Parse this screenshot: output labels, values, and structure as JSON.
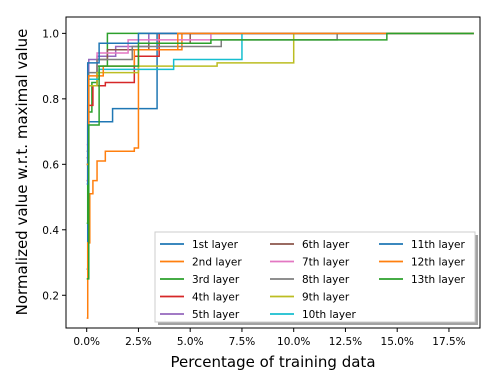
{
  "chart_data": {
    "type": "line",
    "title": "",
    "xlabel": "Percentage of training data",
    "ylabel": "Normalized value w.r.t. maximal value",
    "xlim": [
      -1.0,
      19.0
    ],
    "ylim": [
      0.1,
      1.05
    ],
    "xticks": [
      0.0,
      2.5,
      5.0,
      7.5,
      10.0,
      12.5,
      15.0,
      17.5
    ],
    "xtick_labels": [
      "0.0%",
      "2.5%",
      "5.0%",
      "7.5%",
      "10.0%",
      "12.5%",
      "15.0%",
      "17.5%"
    ],
    "yticks": [
      0.2,
      0.4,
      0.6,
      0.8,
      1.0
    ],
    "ytick_labels": [
      "0.2",
      "0.4",
      "0.6",
      "0.8",
      "1.0"
    ],
    "grid": false,
    "legend": {
      "placement": "lower-right",
      "columns": 3
    },
    "series": [
      {
        "name": "1st layer",
        "color": "#1f77b4",
        "x": [
          0.0,
          0.05,
          0.05,
          0.35,
          0.35,
          1.25,
          1.25,
          3.4,
          3.4,
          18.7
        ],
        "y": [
          0.28,
          0.28,
          0.73,
          0.73,
          0.73,
          0.73,
          0.77,
          0.77,
          1.0,
          1.0
        ]
      },
      {
        "name": "2nd layer",
        "color": "#ff7f0e",
        "x": [
          0.0,
          0.05,
          0.05,
          0.15,
          0.15,
          0.3,
          0.3,
          0.5,
          0.5,
          0.9,
          0.9,
          2.3,
          2.3,
          2.5,
          2.5,
          4.6,
          4.6,
          18.7
        ],
        "y": [
          0.13,
          0.13,
          0.36,
          0.36,
          0.51,
          0.51,
          0.55,
          0.55,
          0.61,
          0.61,
          0.64,
          0.64,
          0.65,
          0.65,
          0.95,
          0.95,
          1.0,
          1.0
        ]
      },
      {
        "name": "3rd layer",
        "color": "#2ca02c",
        "x": [
          0.0,
          0.05,
          0.05,
          0.25,
          0.25,
          0.5,
          0.5,
          1.0,
          1.0,
          18.7
        ],
        "y": [
          0.42,
          0.42,
          0.76,
          0.76,
          0.85,
          0.85,
          0.9,
          0.9,
          1.0,
          1.0
        ]
      },
      {
        "name": "4th layer",
        "color": "#d62728",
        "x": [
          0.0,
          0.05,
          0.05,
          0.3,
          0.3,
          0.9,
          0.9,
          2.3,
          2.3,
          3.5,
          3.5,
          18.7
        ],
        "y": [
          0.55,
          0.55,
          0.78,
          0.78,
          0.84,
          0.84,
          0.85,
          0.85,
          0.93,
          0.93,
          1.0,
          1.0
        ]
      },
      {
        "name": "5th layer",
        "color": "#9467bd",
        "x": [
          0.0,
          0.1,
          0.1,
          0.5,
          0.5,
          1.4,
          1.4,
          3.0,
          3.0,
          18.7
        ],
        "y": [
          0.6,
          0.6,
          0.92,
          0.92,
          0.93,
          0.93,
          0.96,
          0.96,
          1.0,
          1.0
        ]
      },
      {
        "name": "6th layer",
        "color": "#8c564b",
        "x": [
          0.0,
          0.1,
          0.1,
          0.5,
          0.5,
          1.0,
          1.0,
          3.0,
          3.0,
          5.0,
          5.0,
          18.7
        ],
        "y": [
          0.62,
          0.62,
          0.84,
          0.84,
          0.92,
          0.92,
          0.95,
          0.95,
          0.97,
          0.97,
          1.0,
          1.0
        ]
      },
      {
        "name": "7th layer",
        "color": "#e377c2",
        "x": [
          0.0,
          0.1,
          0.1,
          0.5,
          0.5,
          2.0,
          2.0,
          6.0,
          6.0,
          18.7
        ],
        "y": [
          0.66,
          0.66,
          0.86,
          0.86,
          0.94,
          0.94,
          0.98,
          0.98,
          1.0,
          1.0
        ]
      },
      {
        "name": "8th layer",
        "color": "#7f7f7f",
        "x": [
          0.0,
          0.1,
          0.1,
          0.5,
          0.5,
          2.2,
          2.2,
          6.5,
          6.5,
          12.1,
          12.1,
          18.7
        ],
        "y": [
          0.64,
          0.64,
          0.88,
          0.88,
          0.92,
          0.92,
          0.96,
          0.96,
          0.98,
          0.98,
          1.0,
          1.0
        ]
      },
      {
        "name": "9th layer",
        "color": "#bcbd22",
        "x": [
          0.0,
          0.1,
          0.1,
          0.5,
          0.5,
          2.5,
          2.5,
          6.3,
          6.3,
          10.0,
          10.0,
          18.7
        ],
        "y": [
          0.6,
          0.6,
          0.84,
          0.84,
          0.88,
          0.88,
          0.9,
          0.9,
          0.91,
          0.91,
          1.0,
          1.0
        ]
      },
      {
        "name": "10th layer",
        "color": "#17becf",
        "x": [
          0.0,
          0.1,
          0.1,
          0.6,
          0.6,
          2.4,
          2.4,
          4.2,
          4.2,
          7.5,
          7.5,
          18.7
        ],
        "y": [
          0.6,
          0.6,
          0.86,
          0.86,
          0.89,
          0.89,
          0.89,
          0.89,
          0.92,
          0.92,
          1.0,
          1.0
        ]
      },
      {
        "name": "11th layer",
        "color": "#1f77b4",
        "x": [
          0.0,
          0.05,
          0.05,
          0.6,
          0.6,
          2.5,
          2.5,
          18.7
        ],
        "y": [
          0.54,
          0.54,
          0.91,
          0.91,
          0.97,
          0.97,
          1.0,
          1.0
        ]
      },
      {
        "name": "12th layer",
        "color": "#ff7f0e",
        "x": [
          0.0,
          0.1,
          0.1,
          0.8,
          0.8,
          2.3,
          2.3,
          4.4,
          4.4,
          18.7
        ],
        "y": [
          0.6,
          0.6,
          0.87,
          0.87,
          0.9,
          0.9,
          0.95,
          0.95,
          1.0,
          1.0
        ]
      },
      {
        "name": "13th layer",
        "color": "#2ca02c",
        "x": [
          0.0,
          0.1,
          0.1,
          0.6,
          0.6,
          2.5,
          2.5,
          6.0,
          6.0,
          14.5,
          14.5,
          18.7
        ],
        "y": [
          0.25,
          0.25,
          0.72,
          0.72,
          0.9,
          0.9,
          0.97,
          0.97,
          0.98,
          0.98,
          1.0,
          1.0
        ]
      }
    ]
  }
}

+++

Every record above should be transcribed exactly; the pictures stay out of the copy.

Parse this screenshot: output labels, values, and structure as JSON.
{
  "chart_data": {
    "type": "line",
    "title": "",
    "xlabel": "Percentage of training data",
    "ylabel": "Normalized value w.r.t. maximal value",
    "xlim": [
      -1.0,
      19.0
    ],
    "ylim": [
      0.1,
      1.05
    ],
    "xticks": [
      0.0,
      2.5,
      5.0,
      7.5,
      10.0,
      12.5,
      15.0,
      17.5
    ],
    "xtick_labels": [
      "0.0%",
      "2.5%",
      "5.0%",
      "7.5%",
      "10.0%",
      "12.5%",
      "15.0%",
      "17.5%"
    ],
    "yticks": [
      0.2,
      0.4,
      0.6,
      0.8,
      1.0
    ],
    "ytick_labels": [
      "0.2",
      "0.4",
      "0.6",
      "0.8",
      "1.0"
    ],
    "grid": false,
    "legend": {
      "placement": "lower-right",
      "columns": 3
    },
    "series": [
      {
        "name": "1st layer",
        "color": "#1f77b4",
        "x": [
          0.0,
          0.05,
          0.05,
          0.35,
          0.35,
          1.25,
          1.25,
          3.4,
          3.4,
          18.7
        ],
        "y": [
          0.28,
          0.28,
          0.73,
          0.73,
          0.73,
          0.73,
          0.77,
          0.77,
          1.0,
          1.0
        ]
      },
      {
        "name": "2nd layer",
        "color": "#ff7f0e",
        "x": [
          0.0,
          0.05,
          0.05,
          0.15,
          0.15,
          0.3,
          0.3,
          0.5,
          0.5,
          0.9,
          0.9,
          2.3,
          2.3,
          2.5,
          2.5,
          4.6,
          4.6,
          18.7
        ],
        "y": [
          0.13,
          0.13,
          0.36,
          0.36,
          0.51,
          0.51,
          0.55,
          0.55,
          0.61,
          0.61,
          0.64,
          0.64,
          0.65,
          0.65,
          0.95,
          0.95,
          1.0,
          1.0
        ]
      },
      {
        "name": "3rd layer",
        "color": "#2ca02c",
        "x": [
          0.0,
          0.05,
          0.05,
          0.25,
          0.25,
          0.5,
          0.5,
          1.0,
          1.0,
          18.7
        ],
        "y": [
          0.42,
          0.42,
          0.76,
          0.76,
          0.85,
          0.85,
          0.9,
          0.9,
          1.0,
          1.0
        ]
      },
      {
        "name": "4th layer",
        "color": "#d62728",
        "x": [
          0.0,
          0.05,
          0.05,
          0.3,
          0.3,
          0.9,
          0.9,
          2.3,
          2.3,
          3.5,
          3.5,
          18.7
        ],
        "y": [
          0.55,
          0.55,
          0.78,
          0.78,
          0.84,
          0.84,
          0.85,
          0.85,
          0.93,
          0.93,
          1.0,
          1.0
        ]
      },
      {
        "name": "5th layer",
        "color": "#9467bd",
        "x": [
          0.0,
          0.1,
          0.1,
          0.5,
          0.5,
          1.4,
          1.4,
          3.0,
          3.0,
          18.7
        ],
        "y": [
          0.6,
          0.6,
          0.92,
          0.92,
          0.93,
          0.93,
          0.96,
          0.96,
          1.0,
          1.0
        ]
      },
      {
        "name": "6th layer",
        "color": "#8c564b",
        "x": [
          0.0,
          0.1,
          0.1,
          0.5,
          0.5,
          1.0,
          1.0,
          3.0,
          3.0,
          5.0,
          5.0,
          18.7
        ],
        "y": [
          0.62,
          0.62,
          0.84,
          0.84,
          0.92,
          0.92,
          0.95,
          0.95,
          0.97,
          0.97,
          1.0,
          1.0
        ]
      },
      {
        "name": "7th layer",
        "color": "#e377c2",
        "x": [
          0.0,
          0.1,
          0.1,
          0.5,
          0.5,
          2.0,
          2.0,
          6.0,
          6.0,
          18.7
        ],
        "y": [
          0.66,
          0.66,
          0.86,
          0.86,
          0.94,
          0.94,
          0.98,
          0.98,
          1.0,
          1.0
        ]
      },
      {
        "name": "8th layer",
        "color": "#7f7f7f",
        "x": [
          0.0,
          0.1,
          0.1,
          0.5,
          0.5,
          2.2,
          2.2,
          6.5,
          6.5,
          12.1,
          12.1,
          18.7
        ],
        "y": [
          0.64,
          0.64,
          0.88,
          0.88,
          0.92,
          0.92,
          0.96,
          0.96,
          0.98,
          0.98,
          1.0,
          1.0
        ]
      },
      {
        "name": "9th layer",
        "color": "#bcbd22",
        "x": [
          0.0,
          0.1,
          0.1,
          0.5,
          0.5,
          2.5,
          2.5,
          6.3,
          6.3,
          10.0,
          10.0,
          18.7
        ],
        "y": [
          0.6,
          0.6,
          0.84,
          0.84,
          0.88,
          0.88,
          0.9,
          0.9,
          0.91,
          0.91,
          1.0,
          1.0
        ]
      },
      {
        "name": "10th layer",
        "color": "#17becf",
        "x": [
          0.0,
          0.1,
          0.1,
          0.6,
          0.6,
          2.4,
          2.4,
          4.2,
          4.2,
          7.5,
          7.5,
          18.7
        ],
        "y": [
          0.6,
          0.6,
          0.86,
          0.86,
          0.89,
          0.89,
          0.89,
          0.89,
          0.92,
          0.92,
          1.0,
          1.0
        ]
      },
      {
        "name": "11th layer",
        "color": "#1f77b4",
        "x": [
          0.0,
          0.05,
          0.05,
          0.6,
          0.6,
          2.5,
          2.5,
          18.7
        ],
        "y": [
          0.54,
          0.54,
          0.91,
          0.91,
          0.97,
          0.97,
          1.0,
          1.0
        ]
      },
      {
        "name": "12th layer",
        "color": "#ff7f0e",
        "x": [
          0.0,
          0.1,
          0.1,
          0.8,
          0.8,
          2.3,
          2.3,
          4.4,
          4.4,
          18.7
        ],
        "y": [
          0.6,
          0.6,
          0.87,
          0.87,
          0.9,
          0.9,
          0.95,
          0.95,
          1.0,
          1.0
        ]
      },
      {
        "name": "13th layer",
        "color": "#2ca02c",
        "x": [
          0.0,
          0.1,
          0.1,
          0.6,
          0.6,
          2.5,
          2.5,
          6.0,
          6.0,
          14.5,
          14.5,
          18.7
        ],
        "y": [
          0.25,
          0.25,
          0.72,
          0.72,
          0.9,
          0.9,
          0.97,
          0.97,
          0.98,
          0.98,
          1.0,
          1.0
        ]
      }
    ]
  }
}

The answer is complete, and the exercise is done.